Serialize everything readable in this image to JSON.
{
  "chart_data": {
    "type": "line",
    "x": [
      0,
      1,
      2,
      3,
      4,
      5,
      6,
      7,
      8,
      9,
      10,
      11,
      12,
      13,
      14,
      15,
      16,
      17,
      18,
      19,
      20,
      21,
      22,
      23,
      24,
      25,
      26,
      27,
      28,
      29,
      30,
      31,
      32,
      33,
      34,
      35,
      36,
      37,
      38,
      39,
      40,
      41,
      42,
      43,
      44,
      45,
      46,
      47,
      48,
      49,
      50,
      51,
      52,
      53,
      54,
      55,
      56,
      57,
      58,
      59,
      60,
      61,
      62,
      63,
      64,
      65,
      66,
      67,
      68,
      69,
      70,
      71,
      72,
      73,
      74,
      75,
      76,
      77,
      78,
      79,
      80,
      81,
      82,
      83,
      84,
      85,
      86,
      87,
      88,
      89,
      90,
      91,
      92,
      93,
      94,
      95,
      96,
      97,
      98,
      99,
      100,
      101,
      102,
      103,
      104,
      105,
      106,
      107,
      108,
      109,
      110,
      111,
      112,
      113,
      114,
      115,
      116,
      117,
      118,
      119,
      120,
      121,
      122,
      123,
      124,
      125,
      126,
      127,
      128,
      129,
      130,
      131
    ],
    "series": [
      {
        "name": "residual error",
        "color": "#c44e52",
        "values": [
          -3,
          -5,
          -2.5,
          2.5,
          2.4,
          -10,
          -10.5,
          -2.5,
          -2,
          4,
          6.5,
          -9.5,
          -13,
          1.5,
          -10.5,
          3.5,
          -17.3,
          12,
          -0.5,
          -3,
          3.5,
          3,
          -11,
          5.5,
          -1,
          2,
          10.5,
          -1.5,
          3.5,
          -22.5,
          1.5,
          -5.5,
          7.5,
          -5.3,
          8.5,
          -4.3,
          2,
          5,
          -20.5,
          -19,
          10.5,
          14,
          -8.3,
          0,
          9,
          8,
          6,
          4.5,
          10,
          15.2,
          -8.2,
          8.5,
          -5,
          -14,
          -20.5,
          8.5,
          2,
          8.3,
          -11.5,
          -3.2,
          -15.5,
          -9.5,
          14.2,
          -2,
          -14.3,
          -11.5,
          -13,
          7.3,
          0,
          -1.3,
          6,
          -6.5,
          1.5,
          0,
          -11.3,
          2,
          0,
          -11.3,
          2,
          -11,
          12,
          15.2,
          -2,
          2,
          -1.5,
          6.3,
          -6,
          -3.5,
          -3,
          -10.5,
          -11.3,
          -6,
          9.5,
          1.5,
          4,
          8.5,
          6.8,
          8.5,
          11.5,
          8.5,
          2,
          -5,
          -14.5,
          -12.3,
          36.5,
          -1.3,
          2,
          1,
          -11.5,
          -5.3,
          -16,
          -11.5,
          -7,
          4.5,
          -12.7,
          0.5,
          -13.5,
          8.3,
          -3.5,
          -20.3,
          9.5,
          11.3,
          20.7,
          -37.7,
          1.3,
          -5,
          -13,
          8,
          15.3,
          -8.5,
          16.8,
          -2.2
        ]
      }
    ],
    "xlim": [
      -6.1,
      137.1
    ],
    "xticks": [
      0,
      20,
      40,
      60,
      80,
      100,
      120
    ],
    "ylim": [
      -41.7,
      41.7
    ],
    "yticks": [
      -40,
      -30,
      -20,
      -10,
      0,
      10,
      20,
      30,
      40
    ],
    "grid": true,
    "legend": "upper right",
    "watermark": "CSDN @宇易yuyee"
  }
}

━━━━━━━━━━

# [Work to do]
From the records above, extract every entry verbatim.

# [Task response]
Serialize everything readable in this image to JSON.
{
  "chart_data": {
    "type": "line",
    "x": [
      0,
      1,
      2,
      3,
      4,
      5,
      6,
      7,
      8,
      9,
      10,
      11,
      12,
      13,
      14,
      15,
      16,
      17,
      18,
      19,
      20,
      21,
      22,
      23,
      24,
      25,
      26,
      27,
      28,
      29,
      30,
      31,
      32,
      33,
      34,
      35,
      36,
      37,
      38,
      39,
      40,
      41,
      42,
      43,
      44,
      45,
      46,
      47,
      48,
      49,
      50,
      51,
      52,
      53,
      54,
      55,
      56,
      57,
      58,
      59,
      60,
      61,
      62,
      63,
      64,
      65,
      66,
      67,
      68,
      69,
      70,
      71,
      72,
      73,
      74,
      75,
      76,
      77,
      78,
      79,
      80,
      81,
      82,
      83,
      84,
      85,
      86,
      87,
      88,
      89,
      90,
      91,
      92,
      93,
      94,
      95,
      96,
      97,
      98,
      99,
      100,
      101,
      102,
      103,
      104,
      105,
      106,
      107,
      108,
      109,
      110,
      111,
      112,
      113,
      114,
      115,
      116,
      117,
      118,
      119,
      120,
      121,
      122,
      123,
      124,
      125,
      126,
      127,
      128,
      129,
      130,
      131
    ],
    "series": [
      {
        "name": "residual error",
        "color": "#c44e52",
        "values": [
          -3,
          -5,
          -2.5,
          2.5,
          2.4,
          -10,
          -10.5,
          -2.5,
          -2,
          4,
          6.5,
          -9.5,
          -13,
          1.5,
          -10.5,
          3.5,
          -17.3,
          12,
          -0.5,
          -3,
          3.5,
          3,
          -11,
          5.5,
          -1,
          2,
          10.5,
          -1.5,
          3.5,
          -22.5,
          1.5,
          -5.5,
          7.5,
          -5.3,
          8.5,
          -4.3,
          2,
          5,
          -20.5,
          -19,
          10.5,
          14,
          -8.3,
          0,
          9,
          8,
          6,
          4.5,
          10,
          15.2,
          -8.2,
          8.5,
          -5,
          -14,
          -20.5,
          8.5,
          2,
          8.3,
          -11.5,
          -3.2,
          -15.5,
          -9.5,
          14.2,
          -2,
          -14.3,
          -11.5,
          -13,
          7.3,
          0,
          -1.3,
          6,
          -6.5,
          1.5,
          0,
          -11.3,
          2,
          0,
          -11.3,
          2,
          -11,
          12,
          15.2,
          -2,
          2,
          -1.5,
          6.3,
          -6,
          -3.5,
          -3,
          -10.5,
          -11.3,
          -6,
          9.5,
          1.5,
          4,
          8.5,
          6.8,
          8.5,
          11.5,
          8.5,
          2,
          -5,
          -14.5,
          -12.3,
          36.5,
          -1.3,
          2,
          1,
          -11.5,
          -5.3,
          -16,
          -11.5,
          -7,
          4.5,
          -12.7,
          0.5,
          -13.5,
          8.3,
          -3.5,
          -20.3,
          9.5,
          11.3,
          20.7,
          -37.7,
          1.3,
          -5,
          -13,
          8,
          15.3,
          -8.5,
          16.8,
          -2.2
        ]
      }
    ],
    "xlim": [
      -6.1,
      137.1
    ],
    "xticks": [
      0,
      20,
      40,
      60,
      80,
      100,
      120
    ],
    "ylim": [
      -41.7,
      41.7
    ],
    "yticks": [
      -40,
      -30,
      -20,
      -10,
      0,
      10,
      20,
      30,
      40
    ],
    "grid": true,
    "legend": "upper right",
    "watermark": "CSDN @宇易yuyee"
  }
}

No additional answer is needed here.